Give back all the data exactly, line by line.

━━━━

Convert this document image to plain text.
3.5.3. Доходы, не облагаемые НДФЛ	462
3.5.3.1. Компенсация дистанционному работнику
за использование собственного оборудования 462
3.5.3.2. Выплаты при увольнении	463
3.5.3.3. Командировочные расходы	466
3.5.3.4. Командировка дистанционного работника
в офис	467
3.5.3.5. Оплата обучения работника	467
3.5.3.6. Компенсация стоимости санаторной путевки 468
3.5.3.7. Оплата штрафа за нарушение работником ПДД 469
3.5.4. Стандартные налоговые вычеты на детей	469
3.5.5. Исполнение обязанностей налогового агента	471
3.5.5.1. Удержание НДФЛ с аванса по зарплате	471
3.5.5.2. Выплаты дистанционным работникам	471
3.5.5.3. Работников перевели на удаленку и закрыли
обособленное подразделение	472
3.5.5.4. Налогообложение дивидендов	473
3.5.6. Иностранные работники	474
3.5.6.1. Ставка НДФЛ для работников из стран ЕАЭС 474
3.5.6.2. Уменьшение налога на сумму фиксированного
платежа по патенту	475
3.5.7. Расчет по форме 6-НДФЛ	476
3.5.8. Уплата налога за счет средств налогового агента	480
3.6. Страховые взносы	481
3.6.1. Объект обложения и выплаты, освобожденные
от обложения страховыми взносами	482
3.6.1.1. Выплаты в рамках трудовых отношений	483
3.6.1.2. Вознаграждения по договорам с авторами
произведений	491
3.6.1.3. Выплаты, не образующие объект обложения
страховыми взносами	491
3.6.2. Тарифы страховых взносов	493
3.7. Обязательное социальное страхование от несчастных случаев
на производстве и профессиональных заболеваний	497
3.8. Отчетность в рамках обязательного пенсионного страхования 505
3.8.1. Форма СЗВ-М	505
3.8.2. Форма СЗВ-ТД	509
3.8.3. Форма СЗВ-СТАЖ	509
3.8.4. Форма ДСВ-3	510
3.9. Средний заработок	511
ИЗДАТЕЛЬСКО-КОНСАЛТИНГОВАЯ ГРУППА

━━━━

• Result of the task:
Convert this document image to plain text.
3.5.3. Доходы, не облагаемые НДФЛ	462
3.5.3.1. Компенсация дистанционному работнику
за использование собственного оборудования 462
3.5.3.2. Выплаты при увольнении	463
3.5.3.3. Командировочные расходы	466
3.5.3.4. Командировка дистанционного работника
в офис	467
3.5.3.5. Оплата обучения работника	467
3.5.3.6. Компенсация стоимости санаторной путевки 468
3.5.3.7. Оплата штрафа за нарушение работником ПДД 469
3.5.4. Стандартные налоговые вычеты на детей	469
3.5.5. Исполнение обязанностей налогового агента	471
3.5.5.1. Удержание НДФЛ с аванса по зарплате	471
3.5.5.2. Выплаты дистанционным работникам	471
3.5.5.3. Работников перевели на удаленку и закрыли
обособленное подразделение	472
3.5.5.4. Налогообложение дивидендов	473
3.5.6. Иностранные работники	474
3.5.6.1. Ставка НДФЛ для работников из стран ЕАЭС 474
3.5.6.2. Уменьшение налога на сумму фиксированного
платежа по патенту	475
3.5.7. Расчет по форме 6-НДФЛ	476
3.5.8. Уплата налога за счет средств налогового агента	480
3.6. Страховые взносы	481
3.6.1. Объект обложения и выплаты, освобожденные
от обложения страховыми взносами	482
3.6.1.1. Выплаты в рамках трудовых отношений	483
3.6.1.2. Вознаграждения по договорам с авторами
произведений	491
3.6.1.3. Выплаты, не образующие объект обложения
страховыми взносами	491
3.6.2. Тарифы страховых взносов	493
3.7. Обязательное социальное страхование от несчастных случаев
на производстве и профессиональных заболеваний	497
3.8. Отчетность в рамках обязательного пенсионного страхования 505
3.8.1. Форма СЗВ-М	505
3.8.2. Форма СЗВ-ТД	509
3.8.3. Форма СЗВ-СТАЖ	509
3.8.4. Форма ДСВ-3	510
3.9. Средний заработок	511
ИЗДАТЕЛЬСКО-КОНСАЛТИНГОВАЯ ГРУППА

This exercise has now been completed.